PROBLEM STATEMENT:
Can all of these lines be returned exactly?

(Records)

— Start —

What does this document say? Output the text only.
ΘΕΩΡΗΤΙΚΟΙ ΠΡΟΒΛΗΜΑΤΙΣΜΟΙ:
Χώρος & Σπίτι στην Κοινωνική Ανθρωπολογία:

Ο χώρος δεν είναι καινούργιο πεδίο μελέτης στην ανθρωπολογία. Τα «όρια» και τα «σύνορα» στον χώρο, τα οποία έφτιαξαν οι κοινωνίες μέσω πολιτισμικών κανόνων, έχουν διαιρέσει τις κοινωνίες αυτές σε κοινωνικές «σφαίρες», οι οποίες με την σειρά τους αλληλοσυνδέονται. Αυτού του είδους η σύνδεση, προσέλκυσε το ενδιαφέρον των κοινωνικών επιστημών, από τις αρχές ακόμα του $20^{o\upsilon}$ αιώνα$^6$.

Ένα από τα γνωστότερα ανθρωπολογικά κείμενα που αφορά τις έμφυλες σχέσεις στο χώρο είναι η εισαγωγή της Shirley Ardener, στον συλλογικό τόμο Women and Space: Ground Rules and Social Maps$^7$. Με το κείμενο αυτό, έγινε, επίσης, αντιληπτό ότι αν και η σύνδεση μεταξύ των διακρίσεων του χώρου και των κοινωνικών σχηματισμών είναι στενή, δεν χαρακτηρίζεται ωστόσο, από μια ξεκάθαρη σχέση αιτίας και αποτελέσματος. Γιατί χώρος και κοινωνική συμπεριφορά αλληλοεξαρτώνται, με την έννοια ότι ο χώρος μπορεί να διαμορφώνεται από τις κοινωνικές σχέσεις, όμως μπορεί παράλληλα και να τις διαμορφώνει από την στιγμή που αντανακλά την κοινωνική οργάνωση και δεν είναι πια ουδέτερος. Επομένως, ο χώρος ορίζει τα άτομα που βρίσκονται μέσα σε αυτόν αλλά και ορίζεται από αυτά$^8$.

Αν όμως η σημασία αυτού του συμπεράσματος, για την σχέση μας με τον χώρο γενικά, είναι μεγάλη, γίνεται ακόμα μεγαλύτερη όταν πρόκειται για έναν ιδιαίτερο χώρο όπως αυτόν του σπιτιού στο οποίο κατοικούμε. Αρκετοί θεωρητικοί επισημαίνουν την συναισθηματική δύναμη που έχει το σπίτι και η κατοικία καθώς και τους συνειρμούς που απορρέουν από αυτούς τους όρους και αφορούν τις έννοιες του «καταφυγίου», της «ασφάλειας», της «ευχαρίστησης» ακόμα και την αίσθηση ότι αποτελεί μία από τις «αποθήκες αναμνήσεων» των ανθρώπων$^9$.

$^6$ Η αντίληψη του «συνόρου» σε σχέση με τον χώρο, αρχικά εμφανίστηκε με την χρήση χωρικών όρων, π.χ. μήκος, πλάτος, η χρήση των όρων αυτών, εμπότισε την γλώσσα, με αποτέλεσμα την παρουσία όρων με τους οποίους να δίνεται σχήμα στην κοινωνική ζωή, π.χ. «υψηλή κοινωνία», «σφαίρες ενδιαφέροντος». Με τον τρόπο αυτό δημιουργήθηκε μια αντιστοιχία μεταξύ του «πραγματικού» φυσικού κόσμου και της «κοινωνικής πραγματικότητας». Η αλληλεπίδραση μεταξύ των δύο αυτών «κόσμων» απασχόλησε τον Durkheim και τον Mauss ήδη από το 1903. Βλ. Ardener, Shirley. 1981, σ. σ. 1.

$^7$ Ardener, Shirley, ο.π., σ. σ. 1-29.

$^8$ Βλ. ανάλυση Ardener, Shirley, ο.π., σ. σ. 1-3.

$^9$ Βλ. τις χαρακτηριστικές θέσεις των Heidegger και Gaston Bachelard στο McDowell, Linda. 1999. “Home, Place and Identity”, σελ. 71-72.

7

— End —

TASK SOLUTION:
What does this document say? Output the text only.
ΘΕΩΡΗΤΙΚΟΙ ΠΡΟΒΛΗΜΑΤΙΣΜΟΙ:
Χώρος & Σπίτι στην Κοινωνική Ανθρωπολογία:

Ο χώρος δεν είναι καινούργιο πεδίο μελέτης στην ανθρωπολογία. Τα «όρια» και τα «σύνορα» στον χώρο, τα οποία έφτιαξαν οι κοινωνίες μέσω πολιτισμικών κανόνων, έχουν διαιρέσει τις κοινωνίες αυτές σε κοινωνικές «σφαίρες», οι οποίες με την σειρά τους αλληλοσυνδέονται. Αυτού του είδους η σύνδεση, προσέλκυσε το ενδιαφέρον των κοινωνικών επιστημών, από τις αρχές ακόμα του $20^{o\upsilon}$ αιώνα$^6$.

Ένα από τα γνωστότερα ανθρωπολογικά κείμενα που αφορά τις έμφυλες σχέσεις στο χώρο είναι η εισαγωγή της Shirley Ardener, στον συλλογικό τόμο Women and Space: Ground Rules and Social Maps$^7$. Με το κείμενο αυτό, έγινε, επίσης, αντιληπτό ότι αν και η σύνδεση μεταξύ των διακρίσεων του χώρου και των κοινωνικών σχηματισμών είναι στενή, δεν χαρακτηρίζεται ωστόσο, από μια ξεκάθαρη σχέση αιτίας και αποτελέσματος. Γιατί χώρος και κοινωνική συμπεριφορά αλληλοεξαρτώνται, με την έννοια ότι ο χώρος μπορεί να διαμορφώνεται από τις κοινωνικές σχέσεις, όμως μπορεί παράλληλα και να τις διαμορφώνει από την στιγμή που αντανακλά την κοινωνική οργάνωση και δεν είναι πια ουδέτερος. Επομένως, ο χώρος ορίζει τα άτομα που βρίσκονται μέσα σε αυτόν αλλά και ορίζεται από αυτά$^8$.

Αν όμως η σημασία αυτού του συμπεράσματος, για την σχέση μας με τον χώρο γενικά, είναι μεγάλη, γίνεται ακόμα μεγαλύτερη όταν πρόκειται για έναν ιδιαίτερο χώρο όπως αυτόν του σπιτιού στο οποίο κατοικούμε. Αρκετοί θεωρητικοί επισημαίνουν την συναισθηματική δύναμη που έχει το σπίτι και η κατοικία καθώς και τους συνειρμούς που απορρέουν από αυτούς τους όρους και αφορούν τις έννοιες του «καταφυγίου», της «ασφάλειας», της «ευχαρίστησης» ακόμα και την αίσθηση ότι αποτελεί μία από τις «αποθήκες αναμνήσεων» των ανθρώπων$^9$.

$^6$ Η αντίληψη του «συνόρου» σε σχέση με τον χώρο, αρχικά εμφανίστηκε με την χρήση χωρικών όρων, π.χ. μήκος, πλάτος, η χρήση των όρων αυτών, εμπότισε την γλώσσα, με αποτέλεσμα την παρουσία όρων με τους οποίους να δίνεται σχήμα στην κοινωνική ζωή, π.χ. «υψηλή κοινωνία», «σφαίρες ενδιαφέροντος». Με τον τρόπο αυτό δημιουργήθηκε μια αντιστοιχία μεταξύ του «πραγματικού» φυσικού κόσμου και της «κοινωνικής πραγματικότητας». Η αλληλεπίδραση μεταξύ των δύο αυτών «κόσμων» απασχόλησε τον Durkheim και τον Mauss ήδη από το 1903. Βλ. Ardener, Shirley. 1981, σ. σ. 1.

$^7$ Ardener, Shirley, ο.π., σ. σ. 1-29.

$^8$ Βλ. ανάλυση Ardener, Shirley, ο.π., σ. σ. 1-3.

$^9$ Βλ. τις χαρακτηριστικές θέσεις των Heidegger και Gaston Bachelard στο McDowell, Linda. 1999. “Home, Place and Identity”, σελ. 71-72.

7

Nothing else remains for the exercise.